- _ITEMS_
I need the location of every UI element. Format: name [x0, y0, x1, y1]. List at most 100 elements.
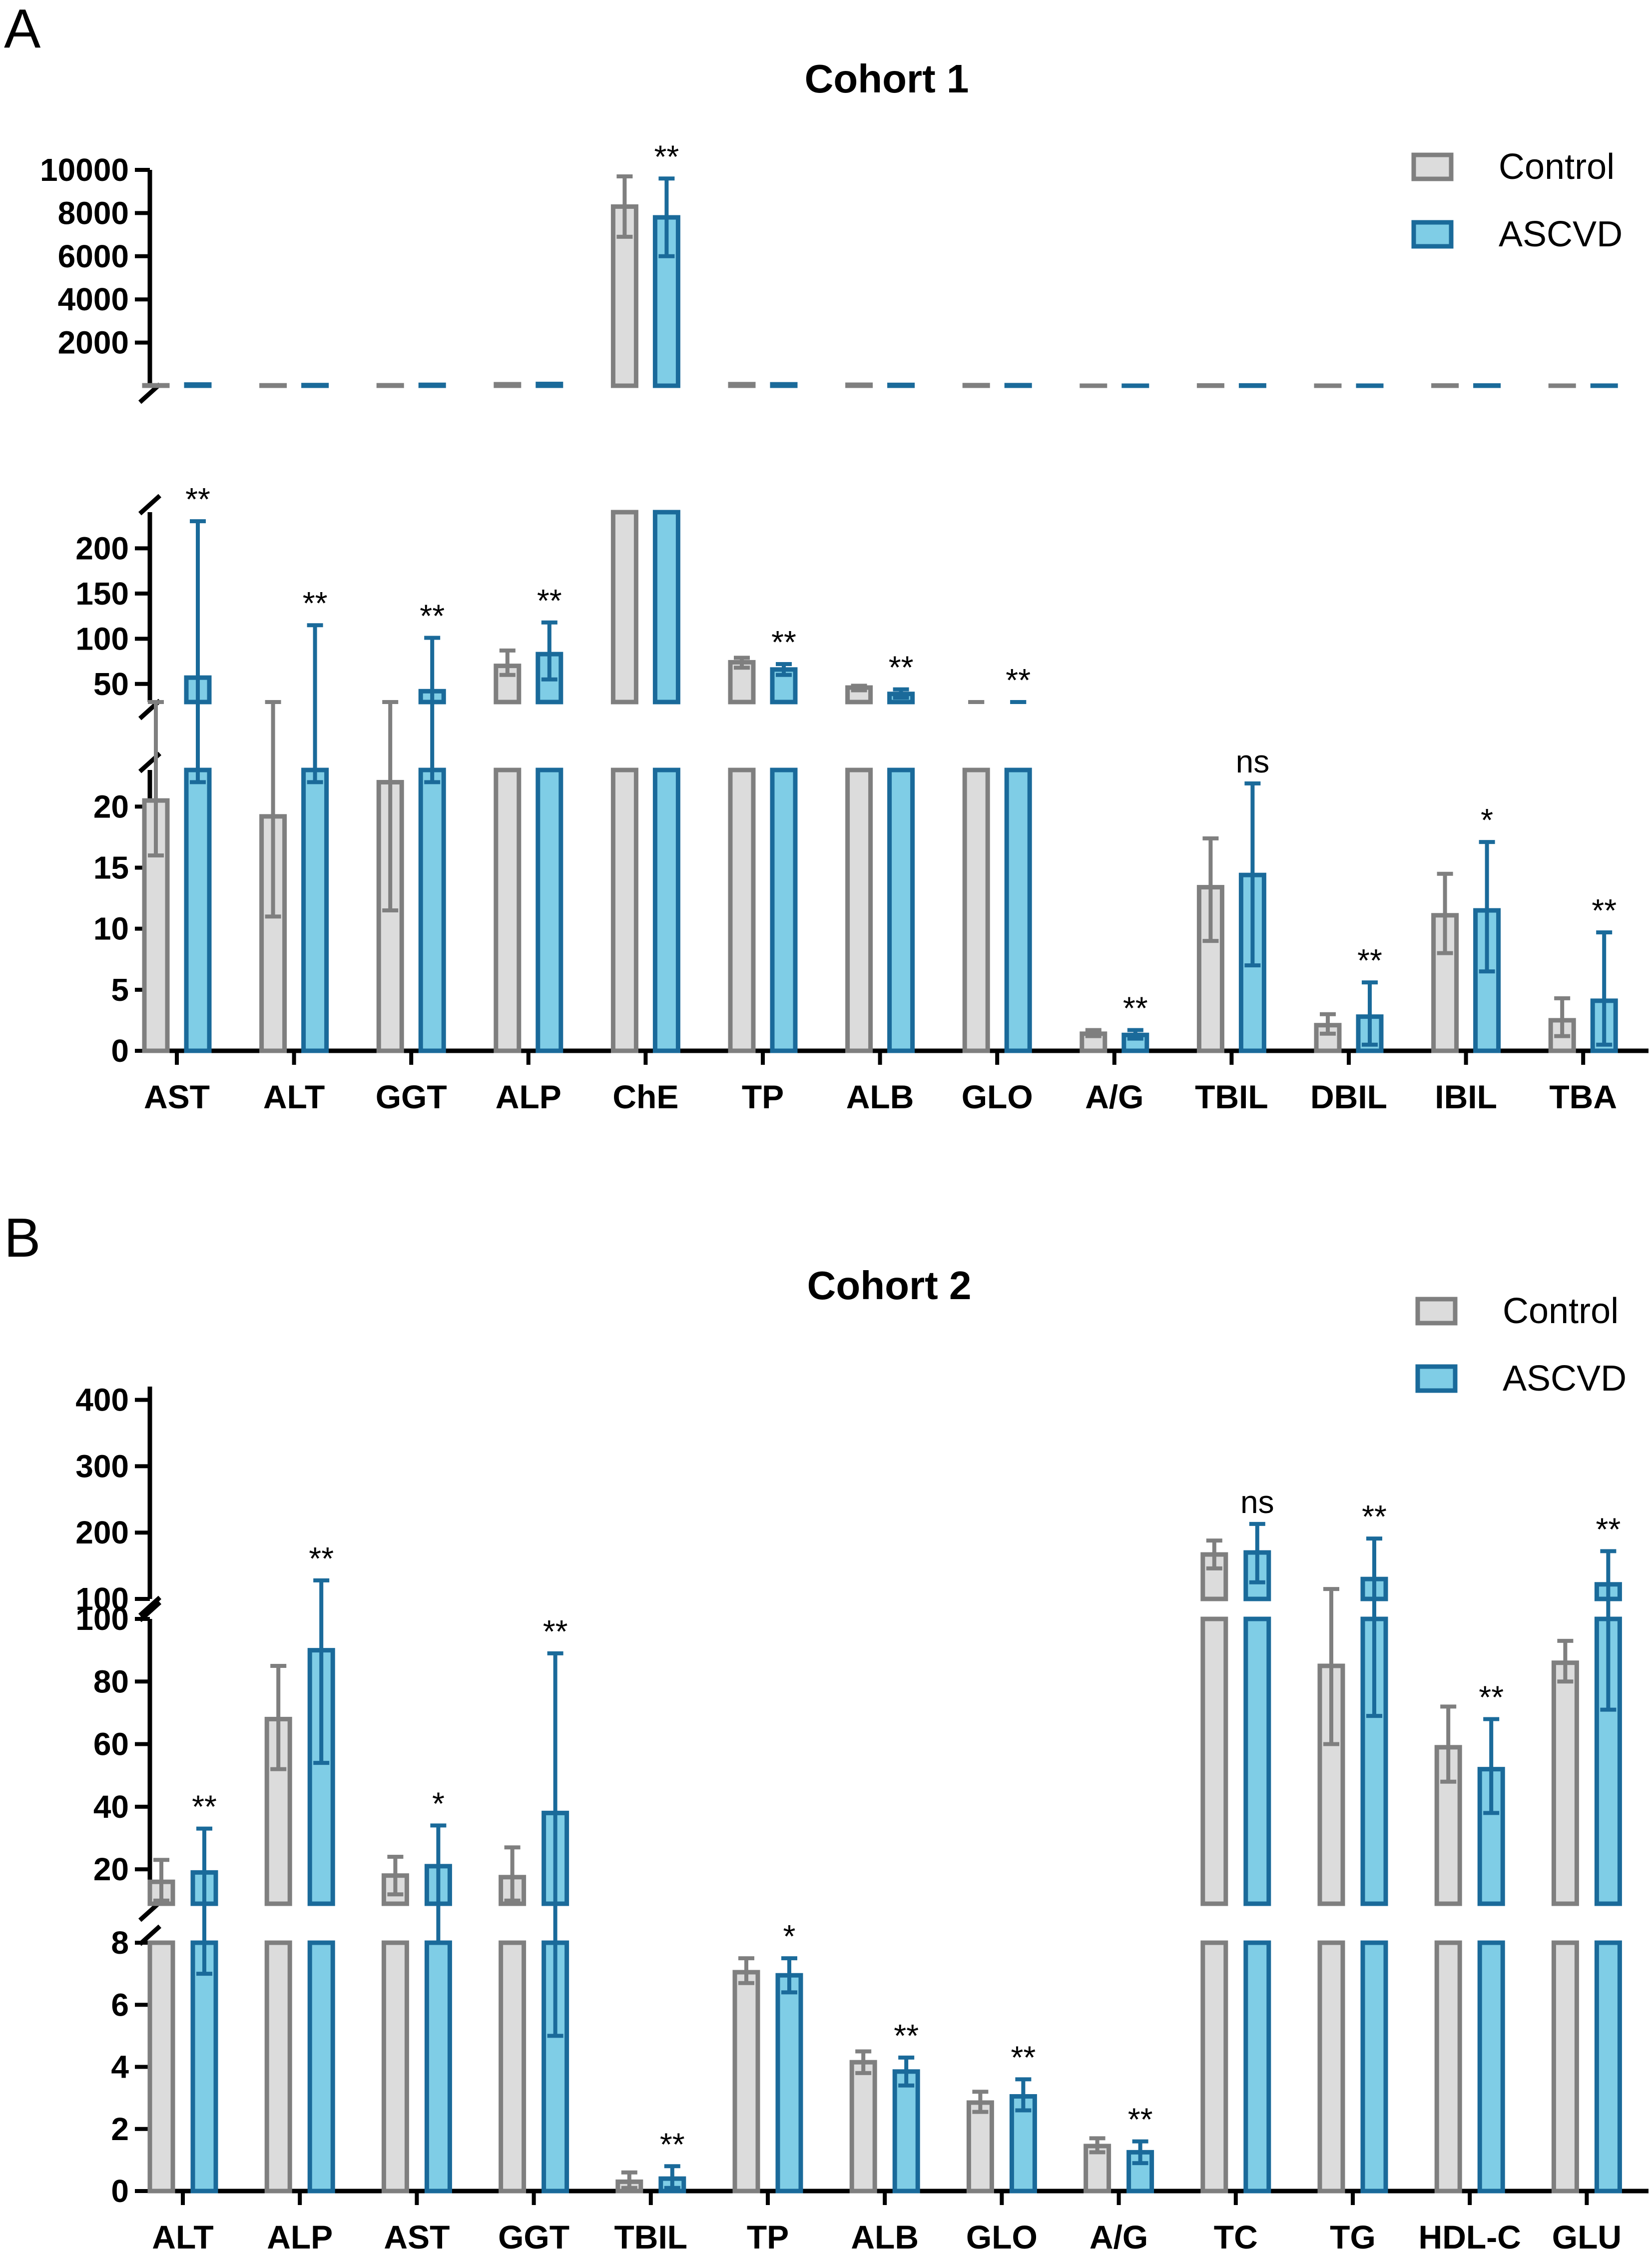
bar-ascvd [775, 1973, 803, 2194]
bar-control [1196, 885, 1224, 1053]
significance-label: ** [192, 1789, 217, 1825]
significance-label: * [432, 1785, 445, 1821]
bar-ascvd [1477, 1940, 1505, 2194]
y-tick-label: 200 [75, 530, 129, 566]
significance-label: ** [771, 624, 796, 660]
bar-ascvd [184, 767, 212, 1053]
y-tick-label: 5 [111, 972, 129, 1008]
bar-ascvd [770, 767, 798, 1053]
chart-title: Cohort 1 [805, 56, 969, 101]
y-tick-label: 0 [111, 2173, 129, 2209]
y-tick-label: 200 [75, 1514, 129, 1550]
significance-label: ** [1596, 1511, 1621, 1547]
significance-label: ** [889, 650, 914, 686]
x-tick-label: ALT [152, 2219, 213, 2256]
bar-ascvd [418, 767, 446, 1053]
significance-label: ns [1236, 744, 1270, 779]
significance-label: ns [1240, 1484, 1274, 1520]
y-tick-label: 8000 [58, 195, 129, 231]
y-tick-label: 10000 [40, 152, 129, 188]
bar-control [259, 383, 287, 388]
x-tick-label: GGT [376, 1078, 447, 1115]
x-tick-label: ALP [496, 1078, 561, 1115]
x-tick-label: TBIL [1195, 1078, 1268, 1115]
chart-title: Cohort 2 [807, 1263, 972, 1308]
bar-control [732, 1970, 760, 2194]
panel-letter: B [4, 1207, 40, 1269]
y-tick-label: 20 [93, 788, 129, 824]
significance-label: ** [1479, 1679, 1504, 1715]
bar-ascvd [887, 382, 915, 388]
significance-label: * [1481, 802, 1493, 838]
bar-control [142, 383, 170, 388]
bar-ascvd [770, 382, 798, 388]
legend-swatch-ascvd [1411, 220, 1454, 249]
x-tick-label: DBIL [1310, 1078, 1387, 1115]
significance-label: ** [1123, 990, 1148, 1026]
axis-break-mark [138, 1595, 162, 1617]
significance-label: ** [420, 598, 445, 634]
x-tick-label: ChE [612, 1078, 678, 1115]
bar-ascvd [652, 767, 680, 1053]
axis-break-mark [138, 1924, 162, 1946]
x-tick-label: IBIL [1435, 1078, 1497, 1115]
y-tick-label: 2 [111, 2111, 129, 2147]
panel-a: A Cohort 1 0 5 10 15 20 50 100 150 200 2000 4000 6000… [4, 0, 1649, 1115]
x-tick-label: TP [747, 2219, 789, 2256]
legend-swatch-control [1411, 152, 1454, 181]
bar-ascvd [652, 510, 680, 705]
bar-ascvd [1238, 383, 1266, 388]
x-tick-label: ALB [851, 2219, 919, 2256]
x-tick-label: TP [742, 1078, 784, 1115]
y-tick-label: 15 [93, 849, 129, 885]
bar-control [845, 382, 873, 388]
bar-ascvd [887, 767, 915, 1053]
significance-label: ** [660, 2126, 685, 2162]
bar-control [499, 1940, 527, 2194]
bar-control [1434, 1940, 1462, 2194]
bar-control [849, 2060, 877, 2194]
x-tick-label: ALP [267, 2219, 333, 2256]
y-tick-label: 100 [75, 1581, 129, 1617]
bar-ascvd [536, 767, 563, 1053]
legend-label-control: Control [1499, 147, 1615, 187]
axis-break-mark [138, 1600, 162, 1622]
bar-control [264, 1940, 292, 2194]
bar-control [610, 767, 638, 1053]
y-tick-label: 8 [111, 1925, 129, 1961]
x-tick-label: TC [1214, 2219, 1258, 2256]
y-tick-label: 150 [75, 576, 129, 612]
x-tick-label: TG [1330, 2219, 1376, 2256]
bar-ascvd [892, 2069, 920, 2194]
x-tick-label: TBA [1549, 1078, 1617, 1115]
bar-control [1551, 1940, 1579, 2194]
bar-ascvd [184, 382, 212, 388]
significance-label: ** [1128, 2102, 1153, 2138]
panel-letter: A [4, 0, 41, 59]
y-tick-label: 80 [93, 1663, 129, 1699]
bar-control [1551, 1660, 1579, 1906]
legend-label-ascvd: ASCVD [1503, 1359, 1627, 1399]
significance-label: ** [185, 481, 210, 517]
bar-control [845, 767, 873, 1053]
x-tick-label: A/G [1085, 1078, 1143, 1115]
legend-label-ascvd: ASCVD [1499, 214, 1623, 254]
bar-control [610, 510, 638, 705]
bar-ascvd [1004, 383, 1032, 388]
legend-label-control: Control [1503, 1291, 1619, 1331]
bar-ascvd [301, 383, 329, 388]
bar-control [381, 1940, 409, 2194]
significance-label: ** [654, 138, 679, 174]
bar-ascvd [1243, 1616, 1271, 1906]
bar-control [1200, 1940, 1228, 2194]
x-tick-label: TBIL [614, 2219, 687, 2256]
x-tick-label: GLO [962, 1078, 1033, 1115]
x-tick-label: ALB [846, 1078, 914, 1115]
significance-label: ** [537, 583, 562, 619]
bar-control [1200, 1616, 1228, 1906]
bar-ascvd [301, 767, 329, 1053]
bar-control [962, 767, 990, 1053]
bar-control [1317, 1940, 1345, 2194]
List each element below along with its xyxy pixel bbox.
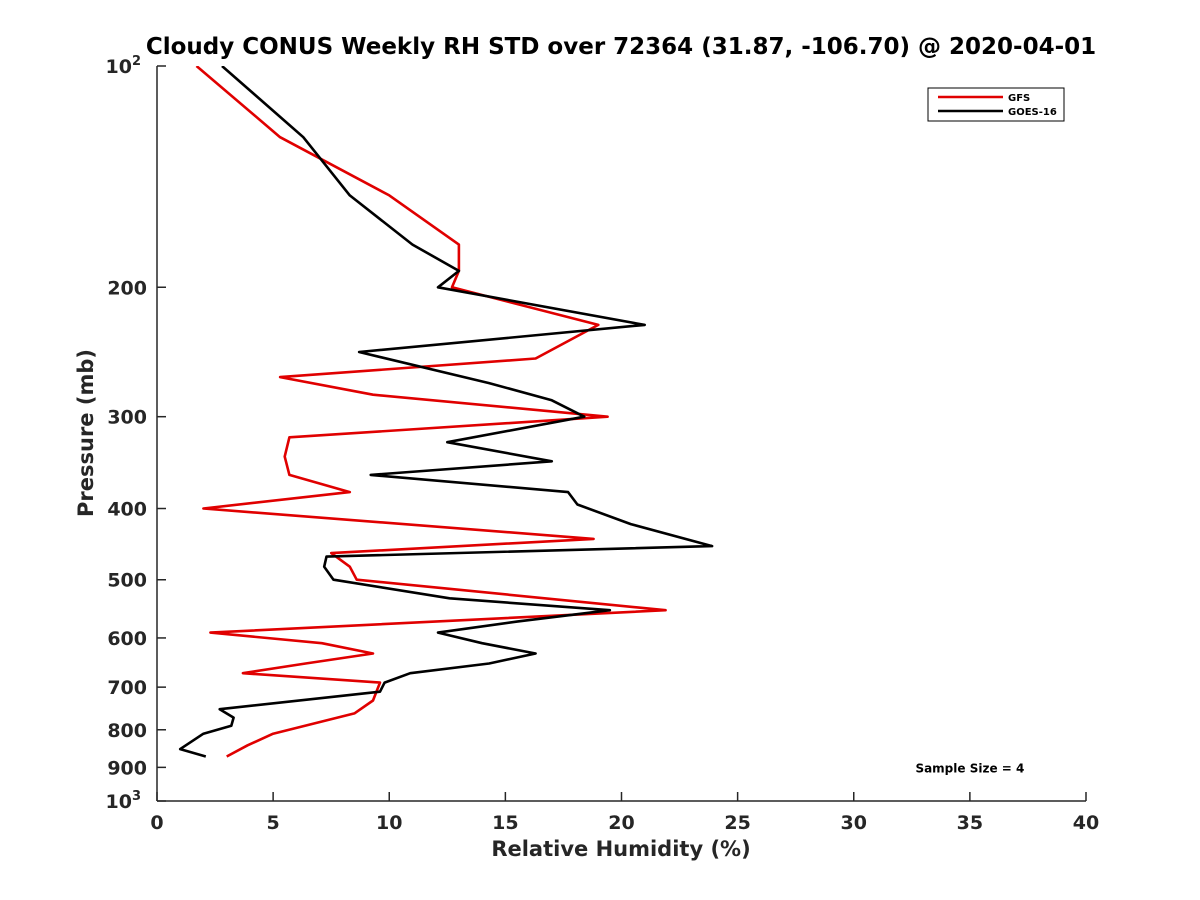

- _EXERCISE AIM_
Rewrite everything from the line with "bar-ascvd [775, 1973, 803, 2194]" down to the line with "significance-label: ** [1596, 1511, 1621, 1547]", putting "y-axis-label" in place of "y-tick-label" and keeping the rest the same.

- _SOLUTION TO THE PROBLEM_
bar-ascvd [775, 1973, 803, 2194]
bar-control [1196, 885, 1224, 1053]
significance-label: ** [192, 1789, 217, 1825]
significance-label: * [432, 1785, 445, 1821]
bar-ascvd [1477, 1940, 1505, 2194]
y-axis-label: 200 [75, 530, 129, 566]
significance-label: ** [771, 624, 796, 660]
bar-ascvd [184, 767, 212, 1053]
y-axis-label: 5 [111, 972, 129, 1008]
bar-ascvd [770, 767, 798, 1053]
chart-title: Cohort 1 [805, 56, 969, 101]
y-axis-label: 0 [111, 2173, 129, 2209]
y-axis-label: 200 [75, 1514, 129, 1550]
significance-label: ** [1596, 1511, 1621, 1547]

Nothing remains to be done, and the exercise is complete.